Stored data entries
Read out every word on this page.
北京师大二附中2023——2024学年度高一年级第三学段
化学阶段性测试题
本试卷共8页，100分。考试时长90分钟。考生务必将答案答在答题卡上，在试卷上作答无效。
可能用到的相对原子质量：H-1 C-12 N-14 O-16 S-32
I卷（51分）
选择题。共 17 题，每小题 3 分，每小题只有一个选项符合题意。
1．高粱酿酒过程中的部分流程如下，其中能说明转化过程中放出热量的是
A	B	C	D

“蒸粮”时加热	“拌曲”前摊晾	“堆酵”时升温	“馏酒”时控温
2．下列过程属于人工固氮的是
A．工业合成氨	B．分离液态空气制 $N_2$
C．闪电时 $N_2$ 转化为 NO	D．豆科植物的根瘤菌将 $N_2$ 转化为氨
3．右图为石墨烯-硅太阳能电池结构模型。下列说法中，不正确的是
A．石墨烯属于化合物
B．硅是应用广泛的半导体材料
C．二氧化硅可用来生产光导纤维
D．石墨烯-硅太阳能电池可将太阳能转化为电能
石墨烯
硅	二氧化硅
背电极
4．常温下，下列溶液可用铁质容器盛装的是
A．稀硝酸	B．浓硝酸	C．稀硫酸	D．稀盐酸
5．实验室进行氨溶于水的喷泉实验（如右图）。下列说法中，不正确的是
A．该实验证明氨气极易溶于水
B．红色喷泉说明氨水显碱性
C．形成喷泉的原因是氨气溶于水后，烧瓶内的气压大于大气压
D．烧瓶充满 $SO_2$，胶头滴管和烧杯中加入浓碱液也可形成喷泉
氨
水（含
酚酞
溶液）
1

— Your objective —
Take the listing above and set it down exactly.

— Exercise result —
Read out every word on this page.
北京师大二附中2023——2024学年度高一年级第三学段
化学阶段性测试题
本试卷共8页，100分。考试时长90分钟。考生务必将答案答在答题卡上，在试卷上作答无效。
可能用到的相对原子质量：H-1 C-12 N-14 O-16 S-32
I卷（51分）
选择题。共 17 题，每小题 3 分，每小题只有一个选项符合题意。
1．高粱酿酒过程中的部分流程如下，其中能说明转化过程中放出热量的是
A	B	C	D

“蒸粮”时加热	“拌曲”前摊晾	“堆酵”时升温	“馏酒”时控温
2．下列过程属于人工固氮的是
A．工业合成氨	B．分离液态空气制 $N_2$
C．闪电时 $N_2$ 转化为 NO	D．豆科植物的根瘤菌将 $N_2$ 转化为氨
3．右图为石墨烯-硅太阳能电池结构模型。下列说法中，不正确的是
A．石墨烯属于化合物
B．硅是应用广泛的半导体材料
C．二氧化硅可用来生产光导纤维
D．石墨烯-硅太阳能电池可将太阳能转化为电能
石墨烯
硅	二氧化硅
背电极
4．常温下，下列溶液可用铁质容器盛装的是
A．稀硝酸	B．浓硝酸	C．稀硫酸	D．稀盐酸
5．实验室进行氨溶于水的喷泉实验（如右图）。下列说法中，不正确的是
A．该实验证明氨气极易溶于水
B．红色喷泉说明氨水显碱性
C．形成喷泉的原因是氨气溶于水后，烧瓶内的气压大于大气压
D．烧瓶充满 $SO_2$，胶头滴管和烧杯中加入浓碱液也可形成喷泉
氨
水（含
酚酞
溶液）
1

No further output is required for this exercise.